Request 1:
Answer these questions about the thread on the crash report:
(a) What does Bart think "dereferencing a pointer" means?
(b) On what date and at what time was Tejun Heo's reply posted?
(c) Which reference does Tejun say is the one at issue?
Request 2: Extend the thread on the crash report past its final line, writing on from that point.

I think "dereferencing a pointer" means reading the memory location that pointer points
at? Anyway, I think we both interpret the crash report in the same way, namely that it
means that scmd->device == NULL.

Thanks,

Bart.
Tejun Heo Feb. 8, 2018, 5:19 p.m. UTC | #8
Hello, Bart.

On Thu, Feb 08, 2018 at 05:10:45PM +0000, Bart Van Assche wrote:
> I think "dereferencing a pointer" means reading the memory location that pointer points
> at? Anyway, I think we both interpret the crash report in the same way, namely that it
> means that scmd->device == NULL.

No, what I'm trying to say is that it's is the device->host reference
not the scmd->device reference.

Thanks.
Bart Van Assche Feb. 8, 2018, 5:37 p.m. UTC | #9
On Thu, 2018-02-08 at 09:19 -0800, tj@kernel.org wrote:
> Hello, Bart.

> 

> On Thu, Feb 08, 2018 at 05:10:45PM +0000, Bart Van Assche wrote:

> > I think "dereferencing a pointer" means reading the memory location that pointer points

> > at? Anyway, I think we both interpret the crash report in the same way, namely that it

> > means that scmd->device == NULL.

> 

> No, what I'm trying to say is that it's is the device->host reference

> not the scmd->device reference.

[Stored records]
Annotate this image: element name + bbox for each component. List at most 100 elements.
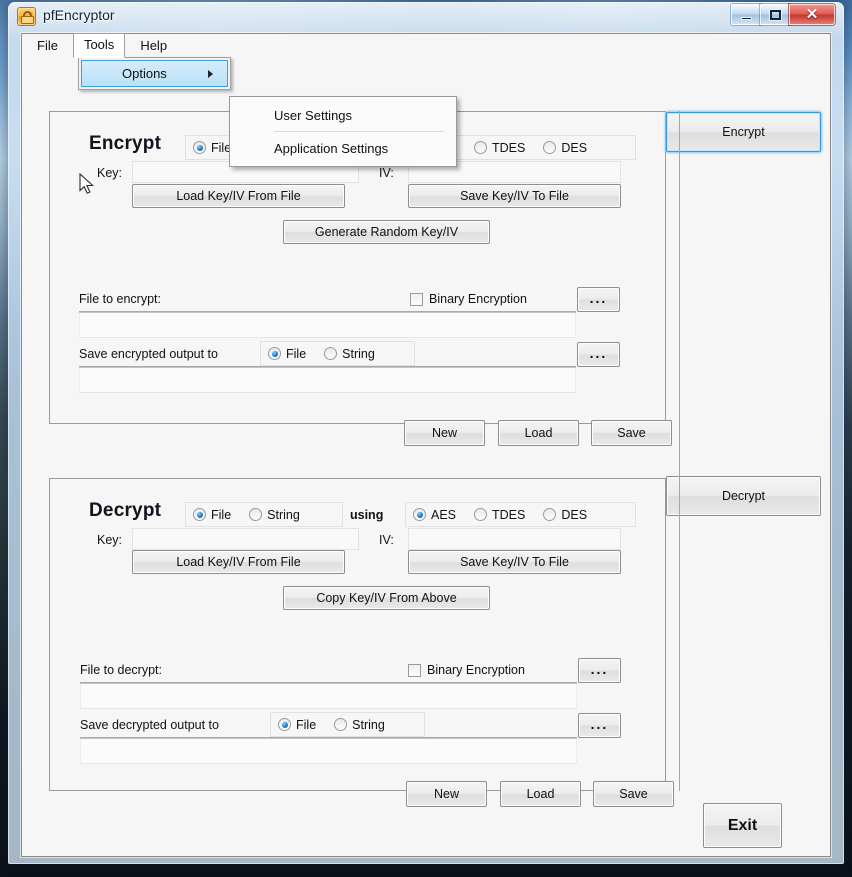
decrypt-output-string[interactable]: String [327, 718, 392, 732]
close-button[interactable]: ✕ [789, 4, 835, 25]
close-icon: ✕ [805, 6, 819, 23]
menu-item-options-label: Options [122, 66, 167, 81]
decrypt-algo-aes-label: AES [431, 507, 457, 522]
encrypt-load-key-button[interactable]: Load Key/IV From File [132, 184, 345, 208]
decrypt-binary-checkbox[interactable]: Binary Encryption [408, 663, 525, 677]
menu-help[interactable]: Help [129, 35, 178, 57]
encrypt-iv-label: IV: [379, 166, 394, 180]
decrypt-copy-key-button[interactable]: Copy Key/IV From Above [283, 586, 490, 610]
encrypt-generate-key-button[interactable]: Generate Random Key/IV [283, 220, 490, 244]
decrypt-using-label: using [350, 508, 384, 522]
radio-dot-icon [334, 718, 348, 731]
exit-button[interactable]: Exit [703, 803, 782, 848]
decrypt-key-label: Key: [97, 533, 123, 547]
menu-file[interactable]: File [26, 35, 69, 57]
radio-dot-icon [543, 141, 557, 154]
decrypt-browse-output-button[interactable]: ... [578, 713, 621, 738]
chevron-right-icon [208, 69, 213, 78]
decrypt-algo-tdes[interactable]: TDES [467, 508, 532, 522]
radio-dot-icon [278, 718, 291, 731]
encrypt-binary-checkbox[interactable]: Binary Encryption [410, 292, 527, 306]
menu-bar: File Tools Help [22, 33, 830, 58]
decrypt-iv-label: IV: [379, 533, 394, 547]
encrypt-browse-file-button[interactable]: ... [577, 287, 620, 312]
decrypt-output-file[interactable]: File [271, 718, 323, 732]
client-area: File Tools Help Encrypt File String usin… [21, 33, 831, 857]
options-submenu: User Settings Application Settings [229, 96, 457, 167]
encrypt-load-button[interactable]: Load [498, 420, 579, 446]
padlock-icon [17, 7, 36, 26]
minimize-button[interactable] [731, 4, 761, 25]
checkbox-icon [408, 663, 421, 677]
encrypt-file-input[interactable] [79, 313, 576, 338]
encrypt-output-label: Save encrypted output to [79, 347, 218, 361]
minimize-icon [740, 16, 752, 20]
title-bar[interactable]: pfEncryptor ✕ [8, 2, 844, 32]
encrypt-save-key-button[interactable]: Save Key/IV To File [408, 184, 621, 208]
encrypt-browse-output-button[interactable]: ... [577, 342, 620, 367]
radio-dot-icon [324, 347, 338, 360]
menu-item-application-settings[interactable]: Application Settings [230, 133, 456, 163]
decrypt-algo-aes[interactable]: AES [406, 508, 463, 522]
maximize-icon [769, 9, 781, 20]
radio-dot-icon [413, 508, 426, 521]
encrypt-algo-des-label: DES [561, 140, 588, 155]
window-controls: ✕ [731, 4, 835, 26]
decrypt-output-radio-group: File String [270, 712, 425, 737]
encrypt-output-file-label: File [286, 346, 307, 361]
menu-tools[interactable]: Tools [72, 33, 126, 58]
decrypt-mode-file[interactable]: File [186, 508, 238, 522]
decrypt-mode-radio-group: File String [185, 502, 343, 527]
radio-dot-icon [268, 347, 281, 360]
decrypt-save-key-button[interactable]: Save Key/IV To File [408, 550, 621, 574]
encrypt-output-string[interactable]: String [317, 347, 382, 361]
decrypt-file-label: File to decrypt: [80, 663, 162, 677]
encrypt-output-input[interactable] [79, 368, 576, 393]
application-window: pfEncryptor ✕ File Tools Help Encrypt Fi… [8, 2, 844, 864]
radio-dot-icon [193, 508, 206, 521]
encrypt-action-button[interactable]: Encrypt [666, 112, 821, 152]
decrypt-action-button[interactable]: Decrypt [666, 476, 821, 516]
radio-dot-icon [193, 141, 206, 154]
decrypt-title: Decrypt [89, 500, 162, 521]
encrypt-save-button[interactable]: Save [591, 420, 672, 446]
checkbox-icon [410, 292, 423, 306]
decrypt-output-file-label: File [296, 717, 317, 732]
mouse-cursor [79, 173, 94, 194]
decrypt-binary-label: Binary Encryption [427, 663, 525, 677]
menu-item-user-settings[interactable]: User Settings [230, 100, 456, 130]
encrypt-title: Encrypt [89, 133, 162, 154]
maximize-button[interactable] [760, 4, 790, 25]
radio-dot-icon [474, 508, 488, 521]
decrypt-algo-des-label: DES [561, 507, 588, 522]
decrypt-browse-file-button[interactable]: ... [578, 658, 621, 683]
encrypt-algo-tdes[interactable]: TDES [467, 141, 532, 155]
decrypt-load-button[interactable]: Load [500, 781, 581, 807]
encrypt-output-file[interactable]: File [261, 347, 313, 361]
encrypt-output-radio-group: File String [260, 341, 415, 366]
decrypt-save-button[interactable]: Save [593, 781, 674, 807]
encrypt-key-label: Key: [97, 166, 123, 180]
decrypt-iv-input[interactable] [408, 528, 621, 550]
decrypt-algorithm-radio-group: AES TDES DES [405, 502, 636, 527]
decrypt-load-key-button[interactable]: Load Key/IV From File [132, 550, 345, 574]
right-panel-divider [679, 111, 680, 791]
decrypt-mode-file-label: File [211, 507, 232, 522]
decrypt-algo-des[interactable]: DES [536, 508, 594, 522]
encrypt-new-button[interactable]: New [404, 420, 485, 446]
radio-dot-icon [543, 508, 557, 521]
decrypt-output-label: Save decrypted output to [80, 718, 219, 732]
decrypt-mode-string[interactable]: String [242, 508, 307, 522]
window-title: pfEncryptor [43, 7, 115, 23]
decrypt-output-input[interactable] [80, 739, 577, 764]
encrypt-algo-des[interactable]: DES [536, 141, 594, 155]
decrypt-mode-string-label: String [267, 507, 300, 522]
encrypt-output-string-label: String [342, 346, 375, 361]
decrypt-new-button[interactable]: New [406, 781, 487, 807]
menu-item-options[interactable]: Options [81, 60, 228, 87]
decrypt-key-input[interactable] [132, 528, 359, 550]
radio-dot-icon [474, 141, 488, 154]
decrypt-file-input[interactable] [80, 684, 577, 709]
encrypt-file-label: File to encrypt: [79, 292, 161, 306]
encrypt-binary-label: Binary Encryption [429, 292, 527, 306]
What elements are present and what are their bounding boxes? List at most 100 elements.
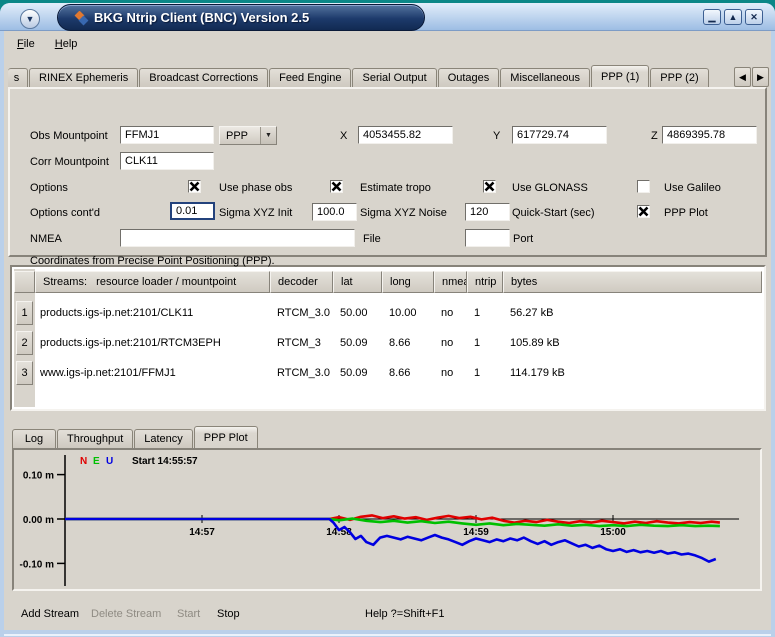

Exercise answer 1:
(a) Reading the memory location that the pointer points at.
(b) Feb. 8, 2018, 5:19 p.m. UTC.
(c) The device->host reference, not the scmd->device reference.

Exercise answer 2:
Again, I think that means that we agree about the interpretation of the crash
report. The big question here is what the next step should be to analyze this
further and/or to avoid that this crash can occur?

Thanks,

Bart.
Tejun Heo Feb. 8, 2018, 5:40 p.m. UTC | #10
On Thu, Feb 08, 2018 at 05:37:46PM +0000, Bart Van Assche wrote:
> On Thu, 2018-02-08 at 09:19 -0800, tj@kernel.org wrote:
> > Hello, Bart.
> > 
> > On Thu, Feb 08, 2018 at 05:10:45PM +0000, Bart Van Assche wrote:
> > > I think "dereferencing a pointer" means reading the memory location that pointer points
> > > at? Anyway, I think we both interpret the crash report in the same way, namely that it
> > > means that scmd->device == NULL.
> > 
> > No, what I'm trying to say is that it's is the device->host reference
> > not the scmd->device reference.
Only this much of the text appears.